- _Do this_: Reproduce every entry exactly as shown.

- _Records for processing_:
**********

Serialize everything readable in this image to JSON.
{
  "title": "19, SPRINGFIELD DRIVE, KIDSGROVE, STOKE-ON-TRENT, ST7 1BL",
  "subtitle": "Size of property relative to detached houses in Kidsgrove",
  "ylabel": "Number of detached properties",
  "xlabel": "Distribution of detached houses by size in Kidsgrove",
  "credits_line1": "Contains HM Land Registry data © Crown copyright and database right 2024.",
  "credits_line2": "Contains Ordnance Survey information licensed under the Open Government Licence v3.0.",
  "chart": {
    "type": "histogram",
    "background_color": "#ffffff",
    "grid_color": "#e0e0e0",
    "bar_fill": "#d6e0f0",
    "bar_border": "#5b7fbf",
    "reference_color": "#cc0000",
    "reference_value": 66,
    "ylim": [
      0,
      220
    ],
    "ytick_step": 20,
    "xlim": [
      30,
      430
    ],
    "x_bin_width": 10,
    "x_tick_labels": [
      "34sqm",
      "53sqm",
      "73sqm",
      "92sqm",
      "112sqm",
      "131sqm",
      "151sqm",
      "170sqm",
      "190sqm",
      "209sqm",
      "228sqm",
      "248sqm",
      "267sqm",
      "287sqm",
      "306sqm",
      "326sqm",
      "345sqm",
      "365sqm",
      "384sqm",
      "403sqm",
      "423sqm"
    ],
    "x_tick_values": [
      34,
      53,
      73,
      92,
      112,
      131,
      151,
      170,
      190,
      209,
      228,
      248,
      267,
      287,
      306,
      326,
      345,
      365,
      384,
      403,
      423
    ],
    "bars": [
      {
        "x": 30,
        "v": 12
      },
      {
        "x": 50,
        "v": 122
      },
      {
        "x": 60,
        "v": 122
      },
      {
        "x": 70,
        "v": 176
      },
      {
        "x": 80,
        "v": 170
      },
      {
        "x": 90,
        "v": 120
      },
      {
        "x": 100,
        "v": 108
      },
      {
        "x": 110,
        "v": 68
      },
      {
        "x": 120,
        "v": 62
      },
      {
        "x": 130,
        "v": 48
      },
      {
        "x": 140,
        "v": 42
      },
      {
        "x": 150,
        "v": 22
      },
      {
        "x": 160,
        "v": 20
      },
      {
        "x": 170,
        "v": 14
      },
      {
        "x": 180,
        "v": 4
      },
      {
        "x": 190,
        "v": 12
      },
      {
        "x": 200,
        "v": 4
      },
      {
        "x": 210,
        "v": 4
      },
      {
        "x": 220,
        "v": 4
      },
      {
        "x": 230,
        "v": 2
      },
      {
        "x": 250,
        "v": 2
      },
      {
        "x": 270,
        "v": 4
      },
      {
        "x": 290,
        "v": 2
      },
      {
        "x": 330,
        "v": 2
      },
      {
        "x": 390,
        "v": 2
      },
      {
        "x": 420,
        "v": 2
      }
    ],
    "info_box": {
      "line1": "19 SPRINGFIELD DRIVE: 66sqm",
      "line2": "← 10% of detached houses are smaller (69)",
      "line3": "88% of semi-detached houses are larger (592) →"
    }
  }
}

**********

- _Written solution_:
Serialize everything readable in this image to JSON.
{
  "title": "19, SPRINGFIELD DRIVE, KIDSGROVE, STOKE-ON-TRENT, ST7 1BL",
  "subtitle": "Size of property relative to detached houses in Kidsgrove",
  "ylabel": "Number of detached properties",
  "xlabel": "Distribution of detached houses by size in Kidsgrove",
  "credits_line1": "Contains HM Land Registry data © Crown copyright and database right 2024.",
  "credits_line2": "Contains Ordnance Survey information licensed under the Open Government Licence v3.0.",
  "chart": {
    "type": "histogram",
    "background_color": "#ffffff",
    "grid_color": "#e0e0e0",
    "bar_fill": "#d6e0f0",
    "bar_border": "#5b7fbf",
    "reference_color": "#cc0000",
    "reference_value": 66,
    "ylim": [
      0,
      220
    ],
    "ytick_step": 20,
    "xlim": [
      30,
      430
    ],
    "x_bin_width": 10,
    "x_tick_labels": [
      "34sqm",
      "53sqm",
      "73sqm",
      "92sqm",
      "112sqm",
      "131sqm",
      "151sqm",
      "170sqm",
      "190sqm",
      "209sqm",
      "228sqm",
      "248sqm",
      "267sqm",
      "287sqm",
      "306sqm",
      "326sqm",
      "345sqm",
      "365sqm",
      "384sqm",
      "403sqm",
      "423sqm"
    ],
    "x_tick_values": [
      34,
      53,
      73,
      92,
      112,
      131,
      151,
      170,
      190,
      209,
      228,
      248,
      267,
      287,
      306,
      326,
      345,
      365,
      384,
      403,
      423
    ],
    "bars": [
      {
        "x": 30,
        "v": 12
      },
      {
        "x": 50,
        "v": 122
      },
      {
        "x": 60,
        "v": 122
      },
      {
        "x": 70,
        "v": 176
      },
      {
        "x": 80,
        "v": 170
      },
      {
        "x": 90,
        "v": 120
      },
      {
        "x": 100,
        "v": 108
      },
      {
        "x": 110,
        "v": 68
      },
      {
        "x": 120,
        "v": 62
      },
      {
        "x": 130,
        "v": 48
      },
      {
        "x": 140,
        "v": 42
      },
      {
        "x": 150,
        "v": 22
      },
      {
        "x": 160,
        "v": 20
      },
      {
        "x": 170,
        "v": 14
      },
      {
        "x": 180,
        "v": 4
      },
      {
        "x": 190,
        "v": 12
      },
      {
        "x": 200,
        "v": 4
      },
      {
        "x": 210,
        "v": 4
      },
      {
        "x": 220,
        "v": 4
      },
      {
        "x": 230,
        "v": 2
      },
      {
        "x": 250,
        "v": 2
      },
      {
        "x": 270,
        "v": 4
      },
      {
        "x": 290,
        "v": 2
      },
      {
        "x": 330,
        "v": 2
      },
      {
        "x": 390,
        "v": 2
      },
      {
        "x": 420,
        "v": 2
      }
    ],
    "info_box": {
      "line1": "19 SPRINGFIELD DRIVE: 66sqm",
      "line2": "← 10% of detached houses are smaller (69)",
      "line3": "88% of semi-detached houses are larger (592) →"
    }
  }
}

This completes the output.